__STATED GOAL__
Return each line of the records below exactly as it appears, leaving out the picture.

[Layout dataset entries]
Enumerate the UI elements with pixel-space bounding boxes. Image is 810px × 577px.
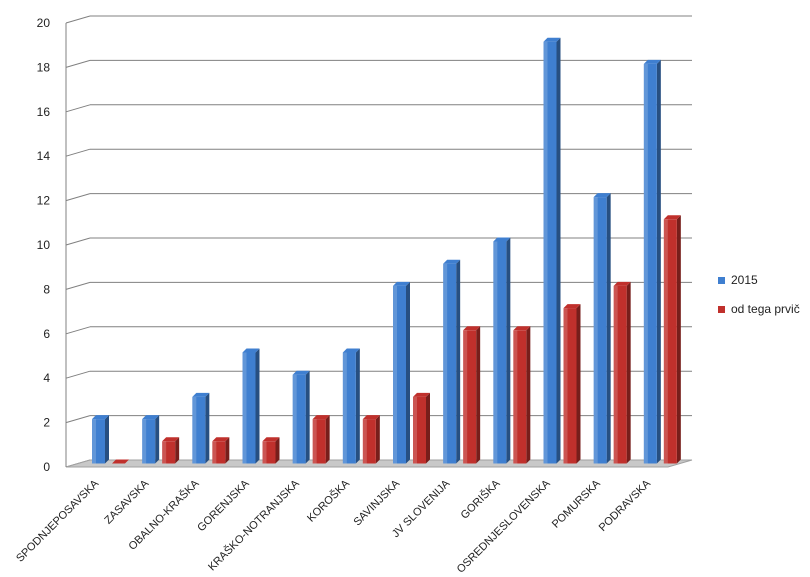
legend-label-2015: 2015: [731, 273, 758, 287]
y-tick-label: 4: [43, 371, 50, 385]
gridline-diagonal: [65, 104, 91, 113]
bar-od-tega-prvic: [262, 437, 280, 464]
bar-2015: [493, 237, 511, 464]
gridline-diagonal: [65, 237, 91, 246]
y-tick-label: 10: [37, 238, 51, 252]
bar-od-tega-prvic: [362, 415, 380, 464]
y-tick-label: 2: [43, 416, 50, 430]
legend-label-od-tega-prvic: od tega prvič: [731, 302, 800, 316]
x-category-label: GORIŠKA: [458, 476, 503, 521]
gridline-diagonal: [65, 148, 91, 157]
bar-2015: [92, 415, 109, 464]
y-tick-label: 12: [37, 194, 51, 208]
bar-od-tega-prvic: [112, 459, 129, 464]
bar-2015: [443, 259, 461, 464]
bar-od-tega-prvic: [563, 304, 581, 464]
bar-2015: [393, 281, 410, 464]
gridline-diagonal: [65, 370, 91, 379]
gridline-diagonal: [65, 326, 91, 335]
gridline-diagonal: [65, 15, 91, 24]
y-tick-labels: 0 2 4 6 8 10 12 14 16 18 20: [37, 16, 51, 474]
bar-2015: [643, 59, 661, 464]
y-tick-label: 20: [37, 16, 51, 30]
bars: [92, 37, 681, 464]
x-category-label: SPODNJEPOSAVSKA: [14, 477, 101, 564]
x-category-label: ZASAVSKA: [102, 477, 151, 526]
y-tick-label: 6: [43, 327, 50, 341]
gridline-diagonal: [65, 415, 91, 424]
bar-od-tega-prvic: [162, 437, 180, 464]
bar-od-tega-prvic: [663, 215, 681, 464]
legend: 2015 od tega prvič: [718, 272, 800, 330]
y-tick-label: 16: [37, 105, 51, 119]
bar-2015: [342, 348, 360, 464]
x-category-label: POMURSKA: [550, 477, 603, 530]
x-category-label: OSREDNJESLOVENSKA: [455, 477, 553, 575]
gridlines: [65, 15, 692, 468]
bar-2015: [142, 415, 160, 464]
bar-2015: [543, 37, 561, 464]
x-category-labels: SPODNJEPOSAVSKA ZASAVSKAOBALNO-KRAŠKAGORE…: [14, 476, 653, 575]
bar-2015: [593, 193, 611, 464]
y-tick-label: 18: [37, 60, 51, 74]
gridline-diagonal: [65, 59, 91, 68]
y-tick-label: 8: [43, 282, 50, 296]
x-category-label: KRAŠKO-NOTRANJSKA: [205, 476, 302, 573]
x-category-label: KOROŠKA: [304, 476, 352, 524]
y-tick-label: 14: [37, 149, 51, 163]
bar-2015: [292, 370, 310, 464]
x-category-label: SAVINJSKA: [351, 477, 402, 528]
legend-item-od-tega-prvic: od tega prvič: [718, 301, 800, 317]
bar-od-tega-prvic: [613, 281, 631, 464]
bar-2015: [192, 392, 210, 464]
bar-2015: [242, 348, 260, 464]
gridline-diagonal: [65, 193, 91, 202]
legend-swatch-od-tega-prvic: [718, 305, 725, 313]
legend-item-2015: 2015: [718, 272, 800, 288]
x-category-label: GORENJSKA: [195, 477, 252, 534]
y-tick-label: 0: [43, 460, 50, 474]
bar-od-tega-prvic: [513, 326, 531, 464]
legend-swatch-2015: [718, 276, 725, 284]
bar-od-tega-prvic: [463, 326, 481, 464]
x-category-label: PODRAVSKA: [597, 477, 654, 534]
bar-od-tega-prvic: [212, 437, 230, 464]
gridline-diagonal: [65, 281, 91, 290]
bar-od-tega-prvic: [312, 415, 330, 464]
bar-od-tega-prvic: [413, 392, 430, 464]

__RESULT OF THE TASK__
Enumerate the UI elements with pixel-space bounding boxes. Image is 810px × 577px.
legend-label-2015: 2015: [731, 273, 758, 287]
y-tick-label: 4: [43, 371, 50, 385]
gridline-diagonal: [65, 104, 91, 113]
bar-od-tega-prvic: [262, 437, 280, 464]
bar-2015: [493, 237, 511, 464]
gridline-diagonal: [65, 237, 91, 246]
y-tick-label: 10: [37, 238, 51, 252]
bar-od-tega-prvic: [362, 415, 380, 464]
y-tick-label: 2: [43, 416, 50, 430]
legend-label-od-tega-prvic: od tega prvič: [731, 302, 800, 316]
x-category-label: GORIŠKA: [458, 476, 503, 521]
gridline-diagonal: [65, 148, 91, 157]
bar-2015: [92, 415, 109, 464]
y-tick-label: 12: [37, 194, 51, 208]
bar-od-tega-prvic: [112, 459, 129, 464]
bar-2015: [443, 259, 461, 464]
bar-od-tega-prvic: [563, 304, 581, 464]
bar-2015: [393, 281, 410, 464]
gridline-diagonal: [65, 370, 91, 379]
gridline-diagonal: [65, 326, 91, 335]
gridline-diagonal: [65, 15, 91, 24]
y-tick-labels: 0 2 4 6 8 10 12 14 16 18 20: [37, 16, 51, 474]
bar-2015: [643, 59, 661, 464]
y-tick-label: 20: [37, 16, 51, 30]
bars: [92, 37, 681, 464]
x-category-label: SPODNJEPOSAVSKA: [14, 477, 101, 564]
x-category-label: ZASAVSKA: [102, 477, 151, 526]
y-tick-label: 6: [43, 327, 50, 341]
gridline-diagonal: [65, 415, 91, 424]
bar-od-tega-prvic: [162, 437, 180, 464]
bar-od-tega-prvic: [663, 215, 681, 464]
legend: 2015 od tega prvič: [718, 272, 800, 330]
y-tick-label: 16: [37, 105, 51, 119]
bar-2015: [342, 348, 360, 464]
x-category-label: POMURSKA: [550, 477, 603, 530]
x-category-label: OSREDNJESLOVENSKA: [455, 477, 553, 575]
gridlines: [65, 15, 692, 468]
bar-2015: [142, 415, 160, 464]
bar-2015: [543, 37, 561, 464]
x-category-labels: SPODNJEPOSAVSKA ZASAVSKAOBALNO-KRAŠKAGORE…: [14, 476, 653, 575]
bar-2015: [593, 193, 611, 464]
y-tick-label: 18: [37, 60, 51, 74]
gridline-diagonal: [65, 59, 91, 68]
y-tick-label: 8: [43, 282, 50, 296]
x-category-label: KRAŠKO-NOTRANJSKA: [205, 476, 302, 573]
x-category-label: KOROŠKA: [304, 476, 352, 524]
y-tick-label: 14: [37, 149, 51, 163]
bar-2015: [292, 370, 310, 464]
x-category-label: SAVINJSKA: [351, 477, 402, 528]
legend-item-od-tega-prvic: od tega prvič: [718, 301, 800, 317]
bar-od-tega-prvic: [613, 281, 631, 464]
bar-2015: [192, 392, 210, 464]
bar-2015: [242, 348, 260, 464]
gridline-diagonal: [65, 193, 91, 202]
legend-swatch-od-tega-prvic: [718, 305, 725, 313]
legend-item-2015: 2015: [718, 272, 800, 288]
x-category-label: GORENJSKA: [195, 477, 252, 534]
y-tick-label: 0: [43, 460, 50, 474]
bar-od-tega-prvic: [513, 326, 531, 464]
legend-swatch-2015: [718, 276, 725, 284]
bar-od-tega-prvic: [463, 326, 481, 464]
x-category-label: PODRAVSKA: [597, 477, 654, 534]
bar-od-tega-prvic: [212, 437, 230, 464]
gridline-diagonal: [65, 281, 91, 290]
bar-od-tega-prvic: [312, 415, 330, 464]
bar-od-tega-prvic: [413, 392, 430, 464]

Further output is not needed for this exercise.